> [What to work on] Return all lines below containing the word "débat".

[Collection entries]
● ● ● ●

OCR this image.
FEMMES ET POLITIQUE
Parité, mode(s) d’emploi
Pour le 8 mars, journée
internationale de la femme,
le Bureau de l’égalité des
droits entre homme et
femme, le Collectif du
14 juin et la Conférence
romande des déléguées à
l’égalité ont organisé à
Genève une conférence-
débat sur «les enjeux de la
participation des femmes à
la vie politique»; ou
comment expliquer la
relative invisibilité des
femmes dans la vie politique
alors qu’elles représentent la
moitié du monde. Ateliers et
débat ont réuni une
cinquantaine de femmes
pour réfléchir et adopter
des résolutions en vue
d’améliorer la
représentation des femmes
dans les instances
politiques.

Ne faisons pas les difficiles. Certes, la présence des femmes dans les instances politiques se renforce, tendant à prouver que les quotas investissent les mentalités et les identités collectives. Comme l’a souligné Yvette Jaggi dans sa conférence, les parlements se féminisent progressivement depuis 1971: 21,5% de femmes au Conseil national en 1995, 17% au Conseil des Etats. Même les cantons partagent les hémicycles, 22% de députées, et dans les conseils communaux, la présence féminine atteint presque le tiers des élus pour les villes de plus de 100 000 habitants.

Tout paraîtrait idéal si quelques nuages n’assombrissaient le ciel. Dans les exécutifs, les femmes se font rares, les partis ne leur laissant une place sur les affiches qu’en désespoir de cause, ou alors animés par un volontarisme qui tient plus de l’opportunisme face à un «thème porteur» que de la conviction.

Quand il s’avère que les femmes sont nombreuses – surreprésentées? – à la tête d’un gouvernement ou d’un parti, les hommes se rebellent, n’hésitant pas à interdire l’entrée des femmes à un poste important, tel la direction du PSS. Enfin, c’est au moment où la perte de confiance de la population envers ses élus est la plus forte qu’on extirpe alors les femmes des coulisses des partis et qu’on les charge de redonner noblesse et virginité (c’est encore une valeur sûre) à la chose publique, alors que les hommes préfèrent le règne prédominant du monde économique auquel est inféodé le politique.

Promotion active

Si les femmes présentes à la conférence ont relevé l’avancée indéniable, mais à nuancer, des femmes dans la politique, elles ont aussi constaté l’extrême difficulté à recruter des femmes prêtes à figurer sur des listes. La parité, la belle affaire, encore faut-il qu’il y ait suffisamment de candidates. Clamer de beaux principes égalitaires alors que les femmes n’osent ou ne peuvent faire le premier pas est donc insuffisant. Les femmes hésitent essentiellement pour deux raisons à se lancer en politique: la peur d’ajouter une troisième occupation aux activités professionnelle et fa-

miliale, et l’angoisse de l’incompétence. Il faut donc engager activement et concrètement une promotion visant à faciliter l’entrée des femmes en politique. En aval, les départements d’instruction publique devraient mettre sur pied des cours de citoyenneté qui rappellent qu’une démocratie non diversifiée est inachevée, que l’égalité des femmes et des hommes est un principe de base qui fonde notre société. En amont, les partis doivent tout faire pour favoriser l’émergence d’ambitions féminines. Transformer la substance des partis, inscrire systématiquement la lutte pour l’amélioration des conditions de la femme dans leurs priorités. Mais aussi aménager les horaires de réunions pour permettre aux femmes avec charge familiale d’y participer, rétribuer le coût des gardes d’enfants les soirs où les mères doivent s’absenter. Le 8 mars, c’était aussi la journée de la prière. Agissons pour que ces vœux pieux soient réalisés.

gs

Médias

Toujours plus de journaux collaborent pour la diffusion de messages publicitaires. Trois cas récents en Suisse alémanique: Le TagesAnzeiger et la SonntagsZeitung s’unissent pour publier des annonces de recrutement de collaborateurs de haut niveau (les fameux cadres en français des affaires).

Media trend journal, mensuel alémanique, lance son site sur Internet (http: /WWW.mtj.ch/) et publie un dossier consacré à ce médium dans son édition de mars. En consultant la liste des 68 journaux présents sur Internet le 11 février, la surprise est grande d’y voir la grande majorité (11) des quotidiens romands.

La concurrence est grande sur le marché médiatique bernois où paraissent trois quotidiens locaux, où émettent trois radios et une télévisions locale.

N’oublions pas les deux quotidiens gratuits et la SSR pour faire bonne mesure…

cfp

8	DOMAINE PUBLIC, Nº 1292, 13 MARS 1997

● ● ● ●

> [Answer to this problem]
débat sur «les enjeux de la
débat ont réuni une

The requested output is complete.